Write out the material exactly, with the pictures left out.

===== GIVEN INFORMATION

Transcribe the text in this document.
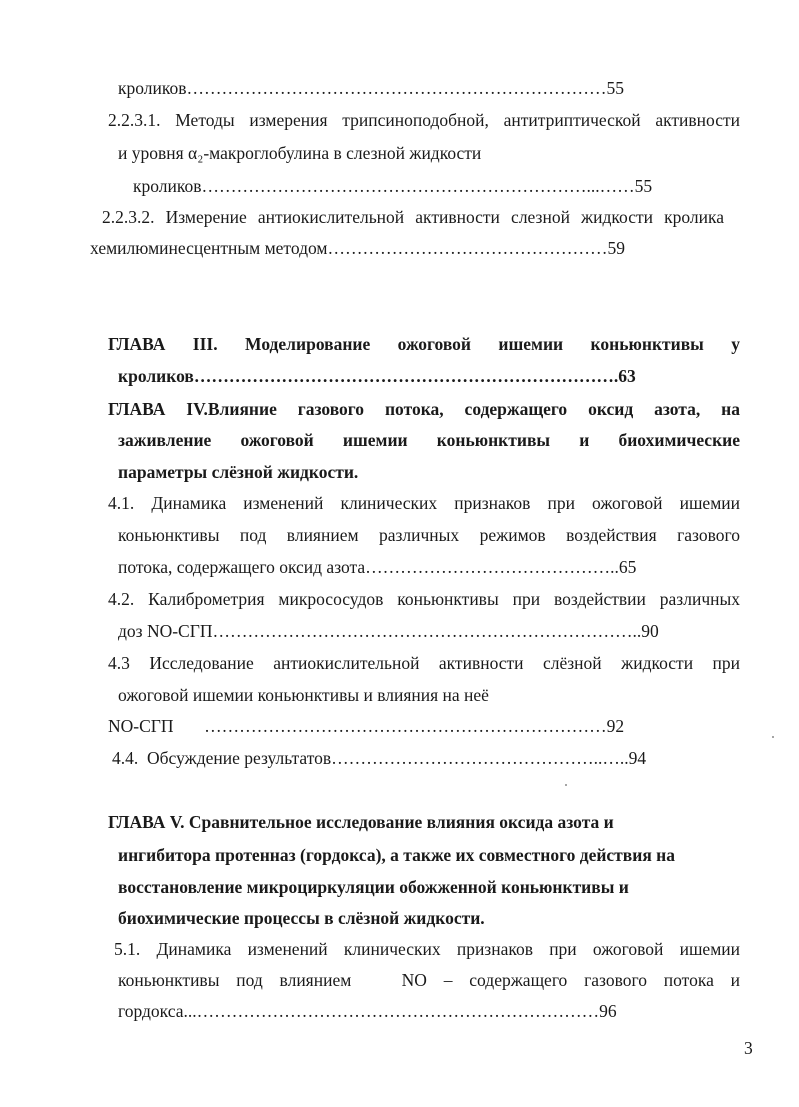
кроликов………………………………………………………………55
2.2.3.1. Методы измерения трипсиноподобной, антитриптической активности
и уровня α₂-макроглобулина в слезной жидкости
кроликов…………………………………………………………...……55
2.2.3.2. Измерение антиокислительной активности слезной жидкости кролика
хемилюминесцентным методом…………………………………………59
ГЛАВА III. Моделирование ожоговой ишемии коньюнктивы у
кроликов……………………………………………………………….63
ГЛАВА IV.Влияние газового потока, содержащего оксид азота, на
заживление ожоговой ишемии коньюнктивы и биохимические
параметры слёзной жидкости.
4.1. Динамика изменений клинических признаков при ожоговой ишемии
коньюнктивы под влиянием различных режимов воздействия газового
потока, содержащего оксид азота……………………………………..65
4.2. Калиброметрия микрососудов коньюнктивы при воздействии различных
доз NO-СГП………………………………………………………………..90
4.3 Исследование антиокислительной активности слёзной жидкости при
ожоговой ишемии коньюнктивы и влияния на неё
NO-СГП       ……………………………………………………………92
4.4.  Обсуждение результатов………………………………………..…..94
ГЛАВА V. Сравнительное исследование влияния оксида азота и
ингибитора протенназ (гордокса), а также их совместного действия на
восстановление микроциркуляции обожженной коньюнктивы и
биохимические процессы в слёзной жидкости.
5.1. Динамика изменений клинических признаков при ожоговой ишемии
коньюнктивы под влиянием   NO – содержащего газового потока и
гордокса...……………………………………………………………96
3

==========

REPLY TO THE EXERCISE:
Transcribe the text in this document.
кроликов………………………………………………………………55
2.2.3.1. Методы измерения трипсиноподобной, антитриптической активности
и уровня α₂-макроглобулина в слезной жидкости
кроликов…………………………………………………………...……55
2.2.3.2. Измерение антиокислительной активности слезной жидкости кролика
хемилюминесцентным методом…………………………………………59
ГЛАВА III. Моделирование ожоговой ишемии коньюнктивы у
кроликов……………………………………………………………….63
ГЛАВА IV.Влияние газового потока, содержащего оксид азота, на
заживление ожоговой ишемии коньюнктивы и биохимические
параметры слёзной жидкости.
4.1. Динамика изменений клинических признаков при ожоговой ишемии
коньюнктивы под влиянием различных режимов воздействия газового
потока, содержащего оксид азота……………………………………..65
4.2. Калиброметрия микрососудов коньюнктивы при воздействии различных
доз NO-СГП………………………………………………………………..90
4.3 Исследование антиокислительной активности слёзной жидкости при
ожоговой ишемии коньюнктивы и влияния на неё
NO-СГП       ……………………………………………………………92
4.4.  Обсуждение результатов………………………………………..…..94
ГЛАВА V. Сравнительное исследование влияния оксида азота и
ингибитора протенназ (гордокса), а также их совместного действия на
восстановление микроциркуляции обожженной коньюнктивы и
биохимические процессы в слёзной жидкости.
5.1. Динамика изменений клинических признаков при ожоговой ишемии
коньюнктивы под влиянием   NO – содержащего газового потока и
гордокса...……………………………………………………………96
3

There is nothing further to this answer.